WHAT YOU HAVE TO DO :: Show every line below where "JSON" can be found.

—————

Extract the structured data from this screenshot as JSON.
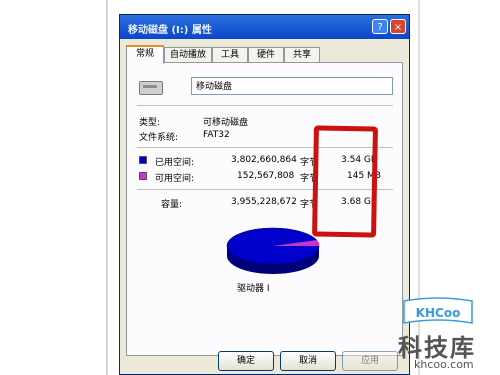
{
  "window": {
    "title": "移动磁盘 (I:) 属性",
    "help_label": "?",
    "close_label": "×"
  },
  "tabs": [
    {
      "label": "常规",
      "active": true
    },
    {
      "label": "自动播放",
      "active": false
    },
    {
      "label": "工具",
      "active": false
    },
    {
      "label": "硬件",
      "active": false
    },
    {
      "label": "共享",
      "active": false
    }
  ],
  "general": {
    "drive_name": "移动磁盘",
    "type_label": "类型:",
    "type_value": "可移动磁盘",
    "fs_label": "文件系统:",
    "fs_value": "FAT32",
    "used": {
      "label": "已用空间:",
      "bytes": "3,802,660,864",
      "unit": "字节",
      "size": "3.54 GB",
      "color": "#0000cc"
    },
    "free": {
      "label": "可用空间:",
      "bytes": "152,567,808",
      "unit": "字节",
      "size": "145 MB",
      "color": "#cc33cc"
    },
    "capacity": {
      "label": "容量:",
      "bytes": "3,955,228,672",
      "unit": "字节",
      "size": "3.68 GB"
    },
    "drive_caption": "驱动器 I"
  },
  "buttons": {
    "ok": "确定",
    "cancel": "取消",
    "apply": "应用"
  },
  "watermark": {
    "logo_text": "KHCoo",
    "name": "科技库",
    "url": "khcoo.com"
  },
  "colors": {
    "titlebar": "#0a46c8",
    "annotation": "#cc1111",
    "used_slice": "#0000cc",
    "free_slice": "#cc33cc"
  }
}
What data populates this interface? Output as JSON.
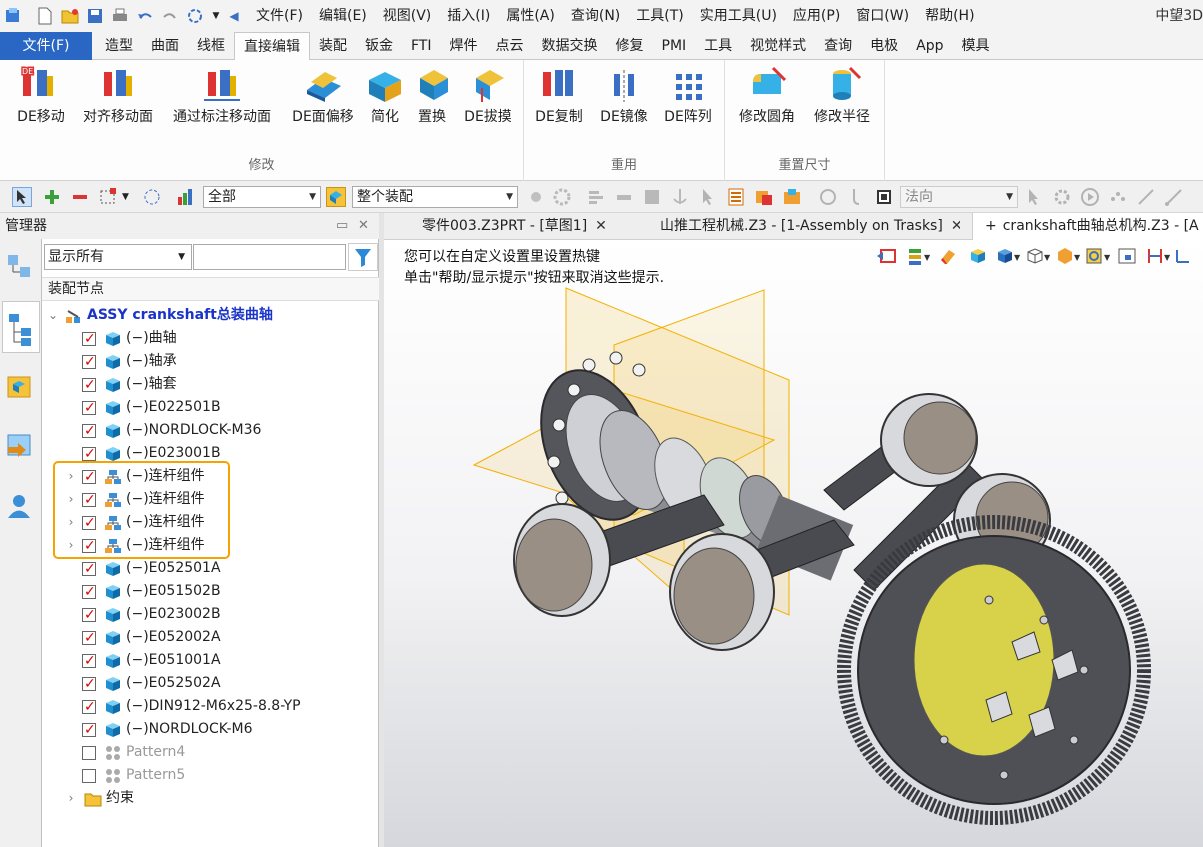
{
  "menubar": {
    "items": [
      "文件(F)",
      "编辑(E)",
      "视图(V)",
      "插入(I)",
      "属性(A)",
      "查询(N)",
      "工具(T)",
      "实用工具(U)",
      "应用(P)",
      "窗口(W)",
      "帮助(H)"
    ],
    "brand": "中望3D"
  },
  "ribbon_tabs": {
    "file": "文件(F)",
    "tabs": [
      "造型",
      "曲面",
      "线框",
      "直接编辑",
      "装配",
      "钣金",
      "FTI",
      "焊件",
      "点云",
      "数据交换",
      "修复",
      "PMI",
      "工具",
      "视觉样式",
      "查询",
      "电极",
      "App",
      "模具"
    ],
    "active_index": 3
  },
  "ribbon": {
    "groups": [
      {
        "label": "修改",
        "buttons": [
          "DE移动",
          "对齐移动面",
          "通过标注移动面",
          "DE面偏移",
          "简化",
          "置换",
          "DE拔摸"
        ]
      },
      {
        "label": "重用",
        "buttons": [
          "DE复制",
          "DE镜像",
          "DE阵列"
        ]
      },
      {
        "label": "重置尺寸",
        "buttons": [
          "修改圆角",
          "修改半径"
        ]
      }
    ]
  },
  "toolbar2": {
    "filter_value": "全部",
    "scope_value": "整个装配",
    "direction_value": "法向"
  },
  "manager": {
    "title": "管理器",
    "filter_combo": "显示所有",
    "filter_input": "",
    "column_header": "装配节点",
    "tree": [
      {
        "label": "ASSY crankshaft总装曲轴",
        "kind": "root"
      },
      {
        "label": "(−)曲轴",
        "kind": "part",
        "checked": true
      },
      {
        "label": "(−)轴承",
        "kind": "part",
        "checked": true
      },
      {
        "label": "(−)轴套",
        "kind": "part",
        "checked": true
      },
      {
        "label": "(−)E022501B",
        "kind": "part",
        "checked": true
      },
      {
        "label": "(−)NORDLOCK-M36",
        "kind": "part",
        "checked": true
      },
      {
        "label": "(−)E023001B",
        "kind": "part",
        "checked": true
      },
      {
        "label": "(−)连杆组件",
        "kind": "sub",
        "checked": true
      },
      {
        "label": "(−)连杆组件",
        "kind": "sub",
        "checked": true
      },
      {
        "label": "(−)连杆组件",
        "kind": "sub",
        "checked": true
      },
      {
        "label": "(−)连杆组件",
        "kind": "sub",
        "checked": true
      },
      {
        "label": "(−)E052501A",
        "kind": "part",
        "checked": true
      },
      {
        "label": "(−)E051502B",
        "kind": "part",
        "checked": true
      },
      {
        "label": "(−)E023002B",
        "kind": "part",
        "checked": true
      },
      {
        "label": "(−)E052002A",
        "kind": "part",
        "checked": true
      },
      {
        "label": "(−)E051001A",
        "kind": "part",
        "checked": true
      },
      {
        "label": "(−)E052502A",
        "kind": "part",
        "checked": true
      },
      {
        "label": "(−)DIN912-M6x25-8.8-YP",
        "kind": "part",
        "checked": true
      },
      {
        "label": "(−)NORDLOCK-M6",
        "kind": "part",
        "checked": true
      },
      {
        "label": "Pattern4",
        "kind": "pattern",
        "checked": false
      },
      {
        "label": "Pattern5",
        "kind": "pattern",
        "checked": false
      },
      {
        "label": "约束",
        "kind": "folder"
      }
    ]
  },
  "doc_tabs": [
    {
      "label": "零件003.Z3PRT - [草图1]",
      "active": false
    },
    {
      "label": "山推工程机械.Z3 - [1-Assembly on Trasks]",
      "active": false
    },
    {
      "label": "crankshaft曲轴总机构.Z3 - [A",
      "active": true
    }
  ],
  "viewport": {
    "hint_line1": "您可以在自定义设置里设置热键",
    "hint_line2": "单击\"帮助/显示提示\"按钮来取消这些提示."
  },
  "colors": {
    "accent": "#2a66c4",
    "highlight": "#f5a300",
    "root_text": "#1a34c8"
  }
}
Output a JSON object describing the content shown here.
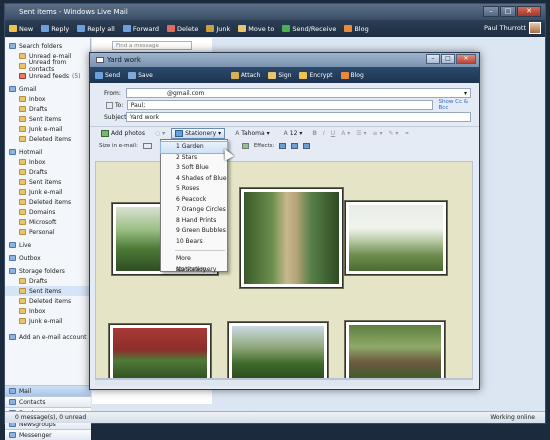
{
  "main": {
    "title": "Sent items - Windows Live Mail",
    "toolbar": [
      {
        "label": "New",
        "icon": "new-mail-icon"
      },
      {
        "label": "Reply",
        "icon": "reply-icon"
      },
      {
        "label": "Reply all",
        "icon": "reply-all-icon"
      },
      {
        "label": "Forward",
        "icon": "forward-icon"
      },
      {
        "label": "Delete",
        "icon": "delete-icon"
      },
      {
        "label": "Junk",
        "icon": "junk-icon"
      },
      {
        "label": "Move to",
        "icon": "move-icon"
      },
      {
        "label": "Send/Receive",
        "icon": "send-receive-icon"
      },
      {
        "label": "Blog",
        "icon": "blog-icon"
      }
    ],
    "user_name": "Paul Thurrott",
    "search_placeholder": "Find a message"
  },
  "sidebar": {
    "sections": [
      {
        "title": "Search folders",
        "items": [
          {
            "label": "Unread e-mail",
            "count": ""
          },
          {
            "label": "Unread from contacts",
            "count": ""
          },
          {
            "label": "Unread feeds",
            "count": "(5)"
          }
        ]
      },
      {
        "title": "Gmail",
        "items": [
          {
            "label": "Inbox",
            "count": ""
          },
          {
            "label": "Drafts",
            "count": ""
          },
          {
            "label": "Sent items",
            "count": ""
          },
          {
            "label": "Junk e-mail",
            "count": ""
          },
          {
            "label": "Deleted items",
            "count": ""
          }
        ]
      },
      {
        "title": "Hotmail",
        "items": [
          {
            "label": "Inbox",
            "count": ""
          },
          {
            "label": "Drafts",
            "count": ""
          },
          {
            "label": "Sent items",
            "count": ""
          },
          {
            "label": "Junk e-mail",
            "count": ""
          },
          {
            "label": "Deleted items",
            "count": ""
          },
          {
            "label": "Domains",
            "count": ""
          },
          {
            "label": "Microsoft",
            "count": ""
          },
          {
            "label": "Personal",
            "count": ""
          }
        ]
      },
      {
        "title": "Live",
        "items": []
      },
      {
        "title": "Outbox",
        "items": []
      },
      {
        "title": "Storage folders",
        "items": [
          {
            "label": "Drafts",
            "count": ""
          },
          {
            "label": "Sent items",
            "count": ""
          },
          {
            "label": "Deleted items",
            "count": ""
          },
          {
            "label": "Inbox",
            "count": ""
          },
          {
            "label": "Junk e-mail",
            "count": ""
          }
        ]
      }
    ],
    "add_account": "Add an e-mail account",
    "nav_tabs": [
      "Mail",
      "Contacts",
      "Feeds",
      "Newsgroups",
      "Messenger"
    ]
  },
  "statusbar": {
    "left": "0 message(s), 0 unread",
    "right": "Working online"
  },
  "compose": {
    "title": "Yard work",
    "toolbar": [
      "Send",
      "Save",
      "Attach",
      "Sign",
      "Encrypt",
      "Blog"
    ],
    "from_label": "From:",
    "from_value": "@gmail.com",
    "to_label": "To:",
    "to_value": "Paul;",
    "show_cc": "Show Cc & Bcc",
    "subject_label": "Subject:",
    "subject_value": "Yard work",
    "format": {
      "add_photos": "Add photos",
      "stationery": "Stationery",
      "font": "Tahoma",
      "size": "12"
    },
    "size_row": {
      "size_in_email": "Size in e-mail:",
      "effects": "Effects:"
    }
  },
  "stationery_menu": {
    "items": [
      "1 Garden",
      "2 Stars",
      "3 Soft Blue",
      "4 Shades of Blue",
      "5 Roses",
      "6 Peacock",
      "7 Orange Circles",
      "8 Hand Prints",
      "9 Green Bubbles",
      "10 Bears"
    ],
    "more": "More stationery...",
    "none": "No stationery",
    "highlighted_index": 0
  }
}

—————

OUTPUT BELOW ::
Extract the structured data from this screenshot as JSON.
What data populates this interface? Output as JSON.
Output a JSON object describing the content shown here.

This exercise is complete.